## Stated problem:
Restate the records that follow word for word; no pictures should appear.

## Supplied data:
►

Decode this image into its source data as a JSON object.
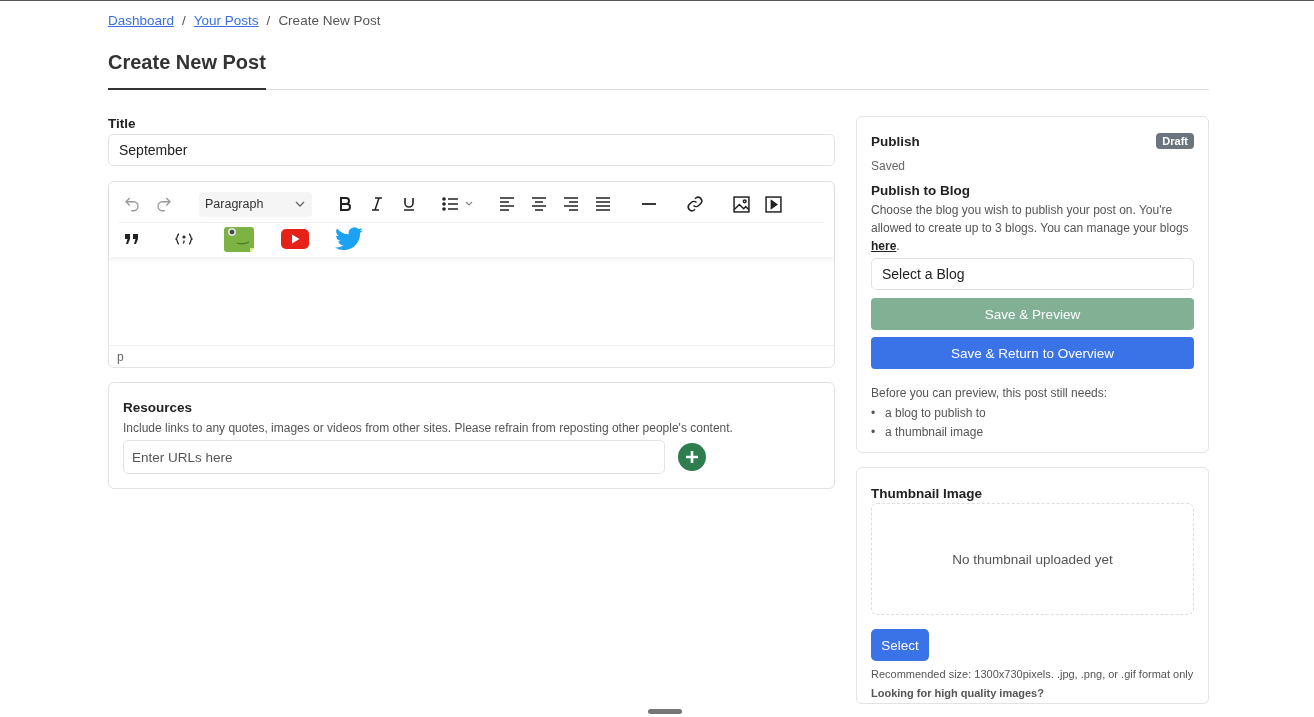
{
  "breadcrumbs": [
    {
      "label": "Dashboard",
      "kind": "link"
    },
    {
      "label": "/",
      "kind": "separator"
    },
    {
      "label": "Your Posts",
      "kind": "link"
    },
    {
      "label": "/",
      "kind": "separator"
    },
    {
      "label": "Create New Post",
      "kind": "current"
    }
  ],
  "page_title": "Create New Post",
  "title_field": {
    "label": "Title",
    "value": "September"
  },
  "editor": {
    "undo_disabled": true,
    "redo_disabled": true,
    "block_format": "Paragraph",
    "status_path": "p"
  },
  "resources": {
    "title": "Resources",
    "description": "Include links to any quotes, images or videos from other sites. Please refrain from reposting other people's content.",
    "placeholder": "Enter URLs here"
  },
  "publish": {
    "title": "Publish",
    "badge": "Draft",
    "save_state": "Saved",
    "blog_heading": "Publish to Blog",
    "blog_description": "Choose the blog you wish to publish your post on. You're allowed to create up to 3 blogs. You can manage your blogs ",
    "blog_link": "here",
    "blog_description_end": ".",
    "blog_select": {
      "placeholder": "Select a Blog"
    },
    "buttons": [
      {
        "label": "Save & Preview",
        "kind": "preview",
        "disabled": true
      },
      {
        "label": "Save & Return to Overview",
        "kind": "primary",
        "disabled": false
      }
    ],
    "requirements_intro": "Before you can preview, this post still needs:",
    "requirements": [
      {
        "bullet": "•",
        "text": "a blog to publish to"
      },
      {
        "bullet": "•",
        "text": "a thumbnail image"
      }
    ]
  },
  "thumbnail": {
    "title": "Thumbnail Image",
    "empty_text": "No thumbnail uploaded yet",
    "button": "Select",
    "hint": "Recommended size: 1300x730pixels. .jpg, .png, or .gif format only **Looking for high quality images?**"
  }
}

◄

## Problem solution:
Decode this image into its source data as a JSON object.
{
  "breadcrumbs": [
    {
      "label": "Dashboard",
      "kind": "link"
    },
    {
      "label": "/",
      "kind": "separator"
    },
    {
      "label": "Your Posts",
      "kind": "link"
    },
    {
      "label": "/",
      "kind": "separator"
    },
    {
      "label": "Create New Post",
      "kind": "current"
    }
  ],
  "page_title": "Create New Post",
  "title_field": {
    "label": "Title",
    "value": "September"
  },
  "editor": {
    "undo_disabled": true,
    "redo_disabled": true,
    "block_format": "Paragraph",
    "status_path": "p"
  },
  "resources": {
    "title": "Resources",
    "description": "Include links to any quotes, images or videos from other sites. Please refrain from reposting other people's content.",
    "placeholder": "Enter URLs here"
  },
  "publish": {
    "title": "Publish",
    "badge": "Draft",
    "save_state": "Saved",
    "blog_heading": "Publish to Blog",
    "blog_description": "Choose the blog you wish to publish your post on. You're allowed to create up to 3 blogs. You can manage your blogs ",
    "blog_link": "here",
    "blog_description_end": ".",
    "blog_select": {
      "placeholder": "Select a Blog"
    },
    "buttons": [
      {
        "label": "Save & Preview",
        "kind": "preview",
        "disabled": true
      },
      {
        "label": "Save & Return to Overview",
        "kind": "primary",
        "disabled": false
      }
    ],
    "requirements_intro": "Before you can preview, this post still needs:",
    "requirements": [
      {
        "bullet": "•",
        "text": "a blog to publish to"
      },
      {
        "bullet": "•",
        "text": "a thumbnail image"
      }
    ]
  },
  "thumbnail": {
    "title": "Thumbnail Image",
    "empty_text": "No thumbnail uploaded yet",
    "button": "Select",
    "hint": "Recommended size: 1300x730pixels. .jpg, .png, or .gif format only **Looking for high quality images?**"
  }
}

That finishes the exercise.